• SUPPLIED RECORDS
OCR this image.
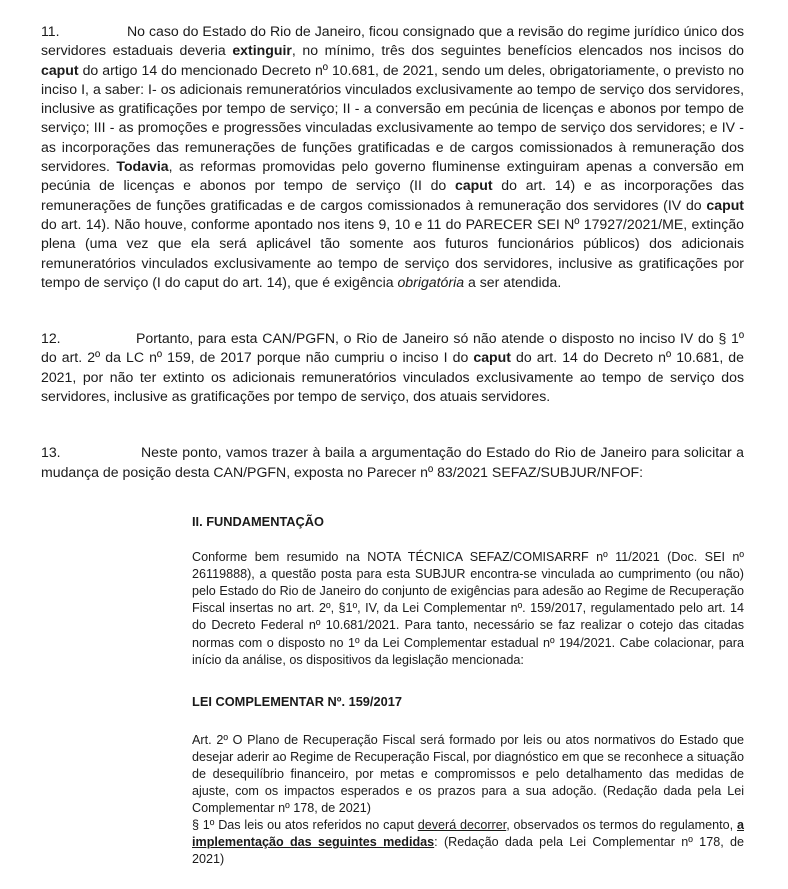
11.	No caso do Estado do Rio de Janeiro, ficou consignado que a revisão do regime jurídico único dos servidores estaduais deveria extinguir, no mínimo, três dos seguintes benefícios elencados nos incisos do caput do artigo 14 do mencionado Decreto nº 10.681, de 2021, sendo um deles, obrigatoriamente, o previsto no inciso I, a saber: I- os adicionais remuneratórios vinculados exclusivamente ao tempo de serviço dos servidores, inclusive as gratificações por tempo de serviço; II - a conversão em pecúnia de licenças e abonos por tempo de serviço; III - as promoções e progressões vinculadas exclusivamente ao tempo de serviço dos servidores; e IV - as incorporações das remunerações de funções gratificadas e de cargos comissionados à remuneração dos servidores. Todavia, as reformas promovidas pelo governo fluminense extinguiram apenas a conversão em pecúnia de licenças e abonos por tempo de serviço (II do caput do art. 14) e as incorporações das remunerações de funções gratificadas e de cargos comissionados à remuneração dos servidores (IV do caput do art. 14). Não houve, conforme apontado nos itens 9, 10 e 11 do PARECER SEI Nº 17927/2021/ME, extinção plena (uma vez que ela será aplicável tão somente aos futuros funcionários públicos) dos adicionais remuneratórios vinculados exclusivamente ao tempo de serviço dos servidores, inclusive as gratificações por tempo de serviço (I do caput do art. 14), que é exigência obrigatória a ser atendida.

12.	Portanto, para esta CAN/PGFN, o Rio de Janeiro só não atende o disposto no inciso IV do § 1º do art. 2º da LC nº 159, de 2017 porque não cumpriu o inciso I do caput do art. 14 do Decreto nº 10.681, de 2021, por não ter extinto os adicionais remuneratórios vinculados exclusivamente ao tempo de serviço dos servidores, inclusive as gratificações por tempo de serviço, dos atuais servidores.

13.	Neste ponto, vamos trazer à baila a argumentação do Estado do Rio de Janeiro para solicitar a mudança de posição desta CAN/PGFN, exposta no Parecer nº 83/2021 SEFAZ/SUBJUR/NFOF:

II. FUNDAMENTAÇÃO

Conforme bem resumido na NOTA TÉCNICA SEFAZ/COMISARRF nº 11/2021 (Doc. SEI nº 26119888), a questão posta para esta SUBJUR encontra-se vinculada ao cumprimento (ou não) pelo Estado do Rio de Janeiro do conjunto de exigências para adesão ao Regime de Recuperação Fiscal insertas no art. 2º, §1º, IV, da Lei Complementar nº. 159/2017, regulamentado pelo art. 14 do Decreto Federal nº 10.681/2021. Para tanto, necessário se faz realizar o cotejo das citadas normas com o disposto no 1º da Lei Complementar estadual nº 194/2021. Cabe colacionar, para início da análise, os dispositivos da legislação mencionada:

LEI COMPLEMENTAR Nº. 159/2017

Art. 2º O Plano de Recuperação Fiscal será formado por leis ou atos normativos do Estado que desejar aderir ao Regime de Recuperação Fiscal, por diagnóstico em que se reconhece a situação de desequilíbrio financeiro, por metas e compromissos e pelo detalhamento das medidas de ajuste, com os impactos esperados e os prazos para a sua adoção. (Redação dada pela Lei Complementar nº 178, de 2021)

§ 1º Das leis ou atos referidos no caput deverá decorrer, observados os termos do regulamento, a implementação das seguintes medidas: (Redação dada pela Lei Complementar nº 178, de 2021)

• WHAT YOU ARE ASKED TO DO
Copy the records word for word, leaving no picture in the copy.

• EXERCISE SOLUTION
OCR this image.
11.	No caso do Estado do Rio de Janeiro, ficou consignado que a revisão do regime jurídico único dos servidores estaduais deveria extinguir, no mínimo, três dos seguintes benefícios elencados nos incisos do caput do artigo 14 do mencionado Decreto nº 10.681, de 2021, sendo um deles, obrigatoriamente, o previsto no inciso I, a saber: I- os adicionais remuneratórios vinculados exclusivamente ao tempo de serviço dos servidores, inclusive as gratificações por tempo de serviço; II - a conversão em pecúnia de licenças e abonos por tempo de serviço; III - as promoções e progressões vinculadas exclusivamente ao tempo de serviço dos servidores; e IV - as incorporações das remunerações de funções gratificadas e de cargos comissionados à remuneração dos servidores. Todavia, as reformas promovidas pelo governo fluminense extinguiram apenas a conversão em pecúnia de licenças e abonos por tempo de serviço (II do caput do art. 14) e as incorporações das remunerações de funções gratificadas e de cargos comissionados à remuneração dos servidores (IV do caput do art. 14). Não houve, conforme apontado nos itens 9, 10 e 11 do PARECER SEI Nº 17927/2021/ME, extinção plena (uma vez que ela será aplicável tão somente aos futuros funcionários públicos) dos adicionais remuneratórios vinculados exclusivamente ao tempo de serviço dos servidores, inclusive as gratificações por tempo de serviço (I do caput do art. 14), que é exigência obrigatória a ser atendida.

12.	Portanto, para esta CAN/PGFN, o Rio de Janeiro só não atende o disposto no inciso IV do § 1º do art. 2º da LC nº 159, de 2017 porque não cumpriu o inciso I do caput do art. 14 do Decreto nº 10.681, de 2021, por não ter extinto os adicionais remuneratórios vinculados exclusivamente ao tempo de serviço dos servidores, inclusive as gratificações por tempo de serviço, dos atuais servidores.

13.	Neste ponto, vamos trazer à baila a argumentação do Estado do Rio de Janeiro para solicitar a mudança de posição desta CAN/PGFN, exposta no Parecer nº 83/2021 SEFAZ/SUBJUR/NFOF:

II. FUNDAMENTAÇÃO

Conforme bem resumido na NOTA TÉCNICA SEFAZ/COMISARRF nº 11/2021 (Doc. SEI nº 26119888), a questão posta para esta SUBJUR encontra-se vinculada ao cumprimento (ou não) pelo Estado do Rio de Janeiro do conjunto de exigências para adesão ao Regime de Recuperação Fiscal insertas no art. 2º, §1º, IV, da Lei Complementar nº. 159/2017, regulamentado pelo art. 14 do Decreto Federal nº 10.681/2021. Para tanto, necessário se faz realizar o cotejo das citadas normas com o disposto no 1º da Lei Complementar estadual nº 194/2021. Cabe colacionar, para início da análise, os dispositivos da legislação mencionada:

LEI COMPLEMENTAR Nº. 159/2017

Art. 2º O Plano de Recuperação Fiscal será formado por leis ou atos normativos do Estado que desejar aderir ao Regime de Recuperação Fiscal, por diagnóstico em que se reconhece a situação de desequilíbrio financeiro, por metas e compromissos e pelo detalhamento das medidas de ajuste, com os impactos esperados e os prazos para a sua adoção. (Redação dada pela Lei Complementar nº 178, de 2021)

§ 1º Das leis ou atos referidos no caput deverá decorrer, observados os termos do regulamento, a implementação das seguintes medidas: (Redação dada pela Lei Complementar nº 178, de 2021)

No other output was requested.